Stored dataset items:
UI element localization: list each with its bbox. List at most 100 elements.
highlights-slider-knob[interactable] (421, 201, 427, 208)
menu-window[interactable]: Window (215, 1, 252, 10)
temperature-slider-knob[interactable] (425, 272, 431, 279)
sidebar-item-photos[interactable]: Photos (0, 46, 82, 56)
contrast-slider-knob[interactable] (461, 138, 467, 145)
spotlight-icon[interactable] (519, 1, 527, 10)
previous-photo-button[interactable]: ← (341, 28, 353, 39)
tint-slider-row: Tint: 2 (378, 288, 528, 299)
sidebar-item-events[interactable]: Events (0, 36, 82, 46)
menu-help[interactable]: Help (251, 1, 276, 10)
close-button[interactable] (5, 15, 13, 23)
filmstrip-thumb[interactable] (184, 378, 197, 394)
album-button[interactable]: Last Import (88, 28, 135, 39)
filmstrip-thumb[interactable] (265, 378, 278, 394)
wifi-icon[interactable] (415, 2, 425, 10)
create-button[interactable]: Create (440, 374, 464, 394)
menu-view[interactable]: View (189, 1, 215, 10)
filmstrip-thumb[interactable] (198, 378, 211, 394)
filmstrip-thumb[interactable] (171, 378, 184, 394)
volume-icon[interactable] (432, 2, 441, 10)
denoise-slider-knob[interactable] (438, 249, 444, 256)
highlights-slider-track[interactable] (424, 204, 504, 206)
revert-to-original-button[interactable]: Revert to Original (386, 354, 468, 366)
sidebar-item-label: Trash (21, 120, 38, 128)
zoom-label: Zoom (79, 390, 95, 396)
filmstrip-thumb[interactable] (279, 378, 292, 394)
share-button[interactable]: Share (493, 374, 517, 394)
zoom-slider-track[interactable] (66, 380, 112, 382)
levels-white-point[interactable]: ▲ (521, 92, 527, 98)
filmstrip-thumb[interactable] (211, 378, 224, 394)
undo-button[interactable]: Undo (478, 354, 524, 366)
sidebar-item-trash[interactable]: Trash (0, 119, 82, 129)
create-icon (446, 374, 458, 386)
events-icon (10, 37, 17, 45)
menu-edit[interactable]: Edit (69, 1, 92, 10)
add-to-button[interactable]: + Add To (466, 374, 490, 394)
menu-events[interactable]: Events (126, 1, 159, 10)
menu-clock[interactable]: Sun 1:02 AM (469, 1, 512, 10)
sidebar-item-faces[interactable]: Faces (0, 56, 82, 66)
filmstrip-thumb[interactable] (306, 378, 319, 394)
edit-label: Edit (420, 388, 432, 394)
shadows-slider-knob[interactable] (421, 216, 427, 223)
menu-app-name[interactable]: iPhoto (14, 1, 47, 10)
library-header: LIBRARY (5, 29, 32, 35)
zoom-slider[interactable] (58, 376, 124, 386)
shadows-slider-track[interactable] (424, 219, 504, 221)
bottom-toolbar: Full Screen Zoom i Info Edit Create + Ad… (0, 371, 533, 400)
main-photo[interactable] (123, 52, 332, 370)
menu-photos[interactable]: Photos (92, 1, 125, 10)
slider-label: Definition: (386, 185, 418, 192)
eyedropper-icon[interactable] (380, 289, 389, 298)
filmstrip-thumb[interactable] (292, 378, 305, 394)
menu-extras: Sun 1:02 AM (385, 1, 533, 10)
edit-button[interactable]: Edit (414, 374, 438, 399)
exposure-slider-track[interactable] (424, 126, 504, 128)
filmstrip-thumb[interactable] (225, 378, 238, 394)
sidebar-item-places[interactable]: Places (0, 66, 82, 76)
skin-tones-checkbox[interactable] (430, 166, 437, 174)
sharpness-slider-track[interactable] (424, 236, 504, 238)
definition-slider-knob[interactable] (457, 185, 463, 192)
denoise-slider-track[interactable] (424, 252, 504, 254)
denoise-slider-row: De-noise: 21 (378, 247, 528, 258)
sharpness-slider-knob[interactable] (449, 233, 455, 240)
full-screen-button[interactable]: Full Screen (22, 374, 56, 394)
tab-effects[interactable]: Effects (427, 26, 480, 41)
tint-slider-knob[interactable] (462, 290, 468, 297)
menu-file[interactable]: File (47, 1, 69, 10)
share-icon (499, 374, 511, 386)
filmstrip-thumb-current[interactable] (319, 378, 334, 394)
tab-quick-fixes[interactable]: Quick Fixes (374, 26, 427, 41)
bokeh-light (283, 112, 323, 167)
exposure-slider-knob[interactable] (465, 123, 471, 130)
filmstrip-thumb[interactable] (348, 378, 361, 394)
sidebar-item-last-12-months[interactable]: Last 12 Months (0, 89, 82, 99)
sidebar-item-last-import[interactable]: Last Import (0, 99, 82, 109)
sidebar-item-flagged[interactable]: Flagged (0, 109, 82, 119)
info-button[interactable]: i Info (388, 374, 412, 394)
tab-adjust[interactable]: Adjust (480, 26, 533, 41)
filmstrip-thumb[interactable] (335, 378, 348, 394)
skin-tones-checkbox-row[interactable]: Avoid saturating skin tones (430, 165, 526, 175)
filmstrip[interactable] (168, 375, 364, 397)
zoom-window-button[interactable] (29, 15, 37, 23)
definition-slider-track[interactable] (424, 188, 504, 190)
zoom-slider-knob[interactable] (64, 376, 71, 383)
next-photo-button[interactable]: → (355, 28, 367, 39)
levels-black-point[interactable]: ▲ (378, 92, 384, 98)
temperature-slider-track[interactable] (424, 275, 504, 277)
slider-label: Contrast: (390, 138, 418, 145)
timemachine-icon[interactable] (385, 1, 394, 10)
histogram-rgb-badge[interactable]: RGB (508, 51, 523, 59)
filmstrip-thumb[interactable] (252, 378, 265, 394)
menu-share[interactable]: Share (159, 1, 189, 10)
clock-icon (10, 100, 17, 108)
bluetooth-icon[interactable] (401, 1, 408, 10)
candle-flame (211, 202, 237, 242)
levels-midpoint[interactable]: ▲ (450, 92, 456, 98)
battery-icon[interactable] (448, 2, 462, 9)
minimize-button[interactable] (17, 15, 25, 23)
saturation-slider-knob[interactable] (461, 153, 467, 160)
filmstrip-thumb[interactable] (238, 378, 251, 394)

* * *

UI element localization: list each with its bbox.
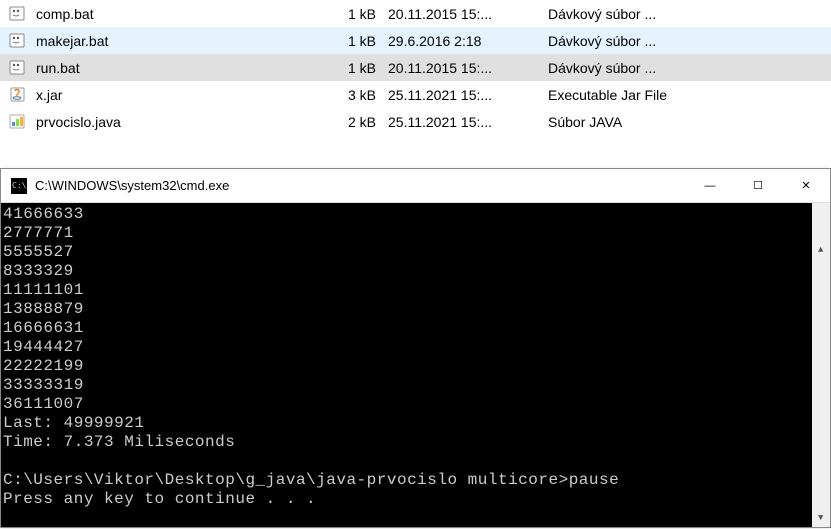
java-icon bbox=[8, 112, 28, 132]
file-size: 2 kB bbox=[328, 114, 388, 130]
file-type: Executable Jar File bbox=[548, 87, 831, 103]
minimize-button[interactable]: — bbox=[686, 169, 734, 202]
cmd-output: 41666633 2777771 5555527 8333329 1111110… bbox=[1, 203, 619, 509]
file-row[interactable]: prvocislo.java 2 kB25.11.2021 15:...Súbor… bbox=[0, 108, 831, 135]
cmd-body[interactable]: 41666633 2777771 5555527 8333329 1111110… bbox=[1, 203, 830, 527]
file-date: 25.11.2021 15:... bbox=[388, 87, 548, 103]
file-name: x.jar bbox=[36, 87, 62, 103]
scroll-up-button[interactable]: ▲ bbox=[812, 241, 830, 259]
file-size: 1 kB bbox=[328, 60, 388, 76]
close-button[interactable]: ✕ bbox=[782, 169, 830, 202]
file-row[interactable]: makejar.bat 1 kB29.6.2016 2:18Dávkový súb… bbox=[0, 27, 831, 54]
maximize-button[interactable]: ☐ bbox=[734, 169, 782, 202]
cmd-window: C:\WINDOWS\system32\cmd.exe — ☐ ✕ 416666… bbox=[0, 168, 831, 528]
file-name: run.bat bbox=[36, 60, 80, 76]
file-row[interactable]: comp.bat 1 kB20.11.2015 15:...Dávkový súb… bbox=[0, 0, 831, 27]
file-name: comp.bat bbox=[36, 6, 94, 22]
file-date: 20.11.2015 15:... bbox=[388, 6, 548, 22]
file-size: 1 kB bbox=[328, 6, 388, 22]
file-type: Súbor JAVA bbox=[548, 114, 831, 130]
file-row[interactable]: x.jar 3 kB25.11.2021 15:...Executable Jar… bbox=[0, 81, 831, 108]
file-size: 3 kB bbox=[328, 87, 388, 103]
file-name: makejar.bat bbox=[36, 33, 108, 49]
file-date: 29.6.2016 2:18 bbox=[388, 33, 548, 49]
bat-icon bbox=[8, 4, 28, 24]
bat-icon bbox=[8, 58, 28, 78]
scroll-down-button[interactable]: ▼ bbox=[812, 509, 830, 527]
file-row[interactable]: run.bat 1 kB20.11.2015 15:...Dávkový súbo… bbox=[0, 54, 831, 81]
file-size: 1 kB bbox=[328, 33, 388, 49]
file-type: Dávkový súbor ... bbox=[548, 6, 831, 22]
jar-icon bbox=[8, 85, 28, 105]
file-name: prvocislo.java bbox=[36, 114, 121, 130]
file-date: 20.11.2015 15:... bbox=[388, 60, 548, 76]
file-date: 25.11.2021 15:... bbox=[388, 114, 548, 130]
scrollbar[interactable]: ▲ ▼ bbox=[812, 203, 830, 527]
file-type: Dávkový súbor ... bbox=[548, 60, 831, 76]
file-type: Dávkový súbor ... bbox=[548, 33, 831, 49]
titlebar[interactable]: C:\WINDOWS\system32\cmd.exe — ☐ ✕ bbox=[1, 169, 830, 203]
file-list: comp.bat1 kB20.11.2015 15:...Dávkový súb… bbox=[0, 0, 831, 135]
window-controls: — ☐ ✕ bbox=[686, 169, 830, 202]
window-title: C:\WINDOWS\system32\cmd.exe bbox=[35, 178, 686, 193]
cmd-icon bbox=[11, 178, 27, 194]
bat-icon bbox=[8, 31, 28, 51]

==

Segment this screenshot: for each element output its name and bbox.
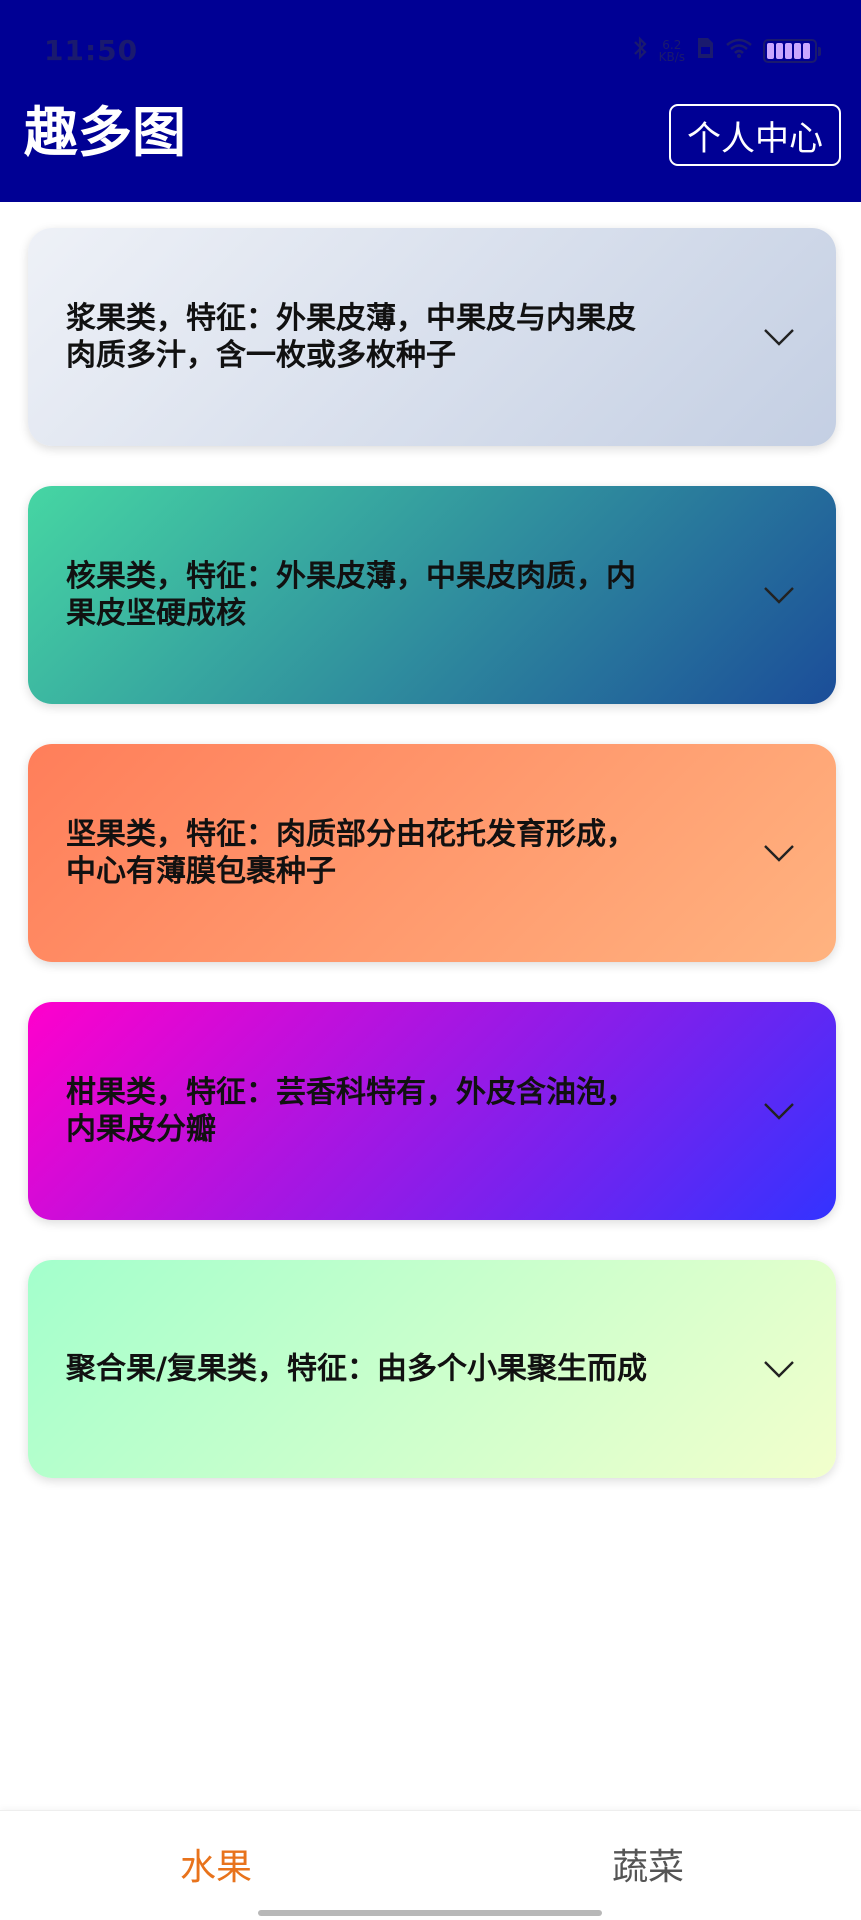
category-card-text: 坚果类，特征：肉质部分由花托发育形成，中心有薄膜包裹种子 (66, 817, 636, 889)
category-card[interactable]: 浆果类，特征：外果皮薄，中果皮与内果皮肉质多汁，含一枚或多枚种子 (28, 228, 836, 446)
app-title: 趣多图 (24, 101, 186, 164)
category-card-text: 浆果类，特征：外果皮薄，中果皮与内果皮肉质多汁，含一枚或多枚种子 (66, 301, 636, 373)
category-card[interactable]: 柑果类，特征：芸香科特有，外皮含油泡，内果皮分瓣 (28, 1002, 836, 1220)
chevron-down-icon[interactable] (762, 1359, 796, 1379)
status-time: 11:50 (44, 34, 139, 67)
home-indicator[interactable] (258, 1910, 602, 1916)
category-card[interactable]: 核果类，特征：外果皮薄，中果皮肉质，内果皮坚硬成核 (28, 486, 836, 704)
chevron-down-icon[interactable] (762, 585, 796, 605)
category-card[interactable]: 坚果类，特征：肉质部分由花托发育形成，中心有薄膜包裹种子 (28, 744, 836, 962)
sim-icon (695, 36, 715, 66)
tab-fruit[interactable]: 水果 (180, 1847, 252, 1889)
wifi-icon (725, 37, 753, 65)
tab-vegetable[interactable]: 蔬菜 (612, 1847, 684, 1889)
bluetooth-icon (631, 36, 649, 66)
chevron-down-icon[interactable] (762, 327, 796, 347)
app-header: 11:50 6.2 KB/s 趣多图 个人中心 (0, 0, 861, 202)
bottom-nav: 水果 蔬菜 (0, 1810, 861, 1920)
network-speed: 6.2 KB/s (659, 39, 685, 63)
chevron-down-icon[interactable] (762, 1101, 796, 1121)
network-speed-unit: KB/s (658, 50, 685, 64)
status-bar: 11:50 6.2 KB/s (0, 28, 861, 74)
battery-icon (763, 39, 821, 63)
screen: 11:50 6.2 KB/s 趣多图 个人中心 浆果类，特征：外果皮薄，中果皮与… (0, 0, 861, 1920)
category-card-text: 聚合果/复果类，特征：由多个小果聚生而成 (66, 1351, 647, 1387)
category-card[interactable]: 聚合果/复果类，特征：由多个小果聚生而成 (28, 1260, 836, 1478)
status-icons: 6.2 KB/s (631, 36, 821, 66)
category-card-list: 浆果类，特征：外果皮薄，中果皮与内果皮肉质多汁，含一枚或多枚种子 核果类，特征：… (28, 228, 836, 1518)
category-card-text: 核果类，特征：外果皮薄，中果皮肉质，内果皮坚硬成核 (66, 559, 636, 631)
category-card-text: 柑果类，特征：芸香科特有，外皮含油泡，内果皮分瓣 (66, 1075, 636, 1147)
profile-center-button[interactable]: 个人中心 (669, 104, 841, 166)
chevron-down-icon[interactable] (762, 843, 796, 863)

What this task involves | Express the stretch of the listing above, from the line containing "UI element localization: list each with its bbox. List" through the line containing "revert-to-original-button[interactable]: Revert to", as a Markdown table with the columns No. and Entry. Number each line in order and leave out any blank lines.

Output |
| No. | Entry |
|---|---|
| 1 | UI element localization: list each with its bbox. List at most 100 elements. |
| 2 | highlights-slider-knob[interactable] (421, 201, 427, 208) |
| 3 | menu-window[interactable]: Window (215, 1, 252, 10) |
| 4 | temperature-slider-knob[interactable] (425, 272, 431, 279) |
| 5 | sidebar-item-photos[interactable]: Photos (0, 46, 82, 56) |
| 6 | contrast-slider-knob[interactable] (461, 138, 467, 145) |
| 7 | spotlight-icon[interactable] (519, 1, 527, 10) |
| 8 | previous-photo-button[interactable]: ← (341, 28, 353, 39) |
| 9 | tint-slider-row: Tint: 2 (378, 288, 528, 299) |
| 10 | sidebar-item-events[interactable]: Events (0, 36, 82, 46) |
| 11 | menu-help[interactable]: Help (251, 1, 276, 10) |
| 12 | close-button[interactable] (5, 15, 13, 23) |
| 13 | filmstrip-thumb[interactable] (184, 378, 197, 394) |
| 14 | album-button[interactable]: Last Import (88, 28, 135, 39) |
| 15 | filmstrip-thumb[interactable] (265, 378, 278, 394) |
| 16 | wifi-icon[interactable] (415, 2, 425, 10) |
| 17 | create-button[interactable]: Create (440, 374, 464, 394) |
| 18 | menu-view[interactable]: View (189, 1, 215, 10) |
| 19 | filmstrip-thumb[interactable] (198, 378, 211, 394) |
| 20 | filmstrip-thumb[interactable] (171, 378, 184, 394) |
| 21 | volume-icon[interactable] (432, 2, 441, 10) |
| 22 | denoise-slider-knob[interactable] (438, 249, 444, 256) |
| 23 | highlights-slider-track[interactable] (424, 204, 504, 206) |
| 24 | revert-to-original-button[interactable]: Revert to Original (386, 354, 468, 366) |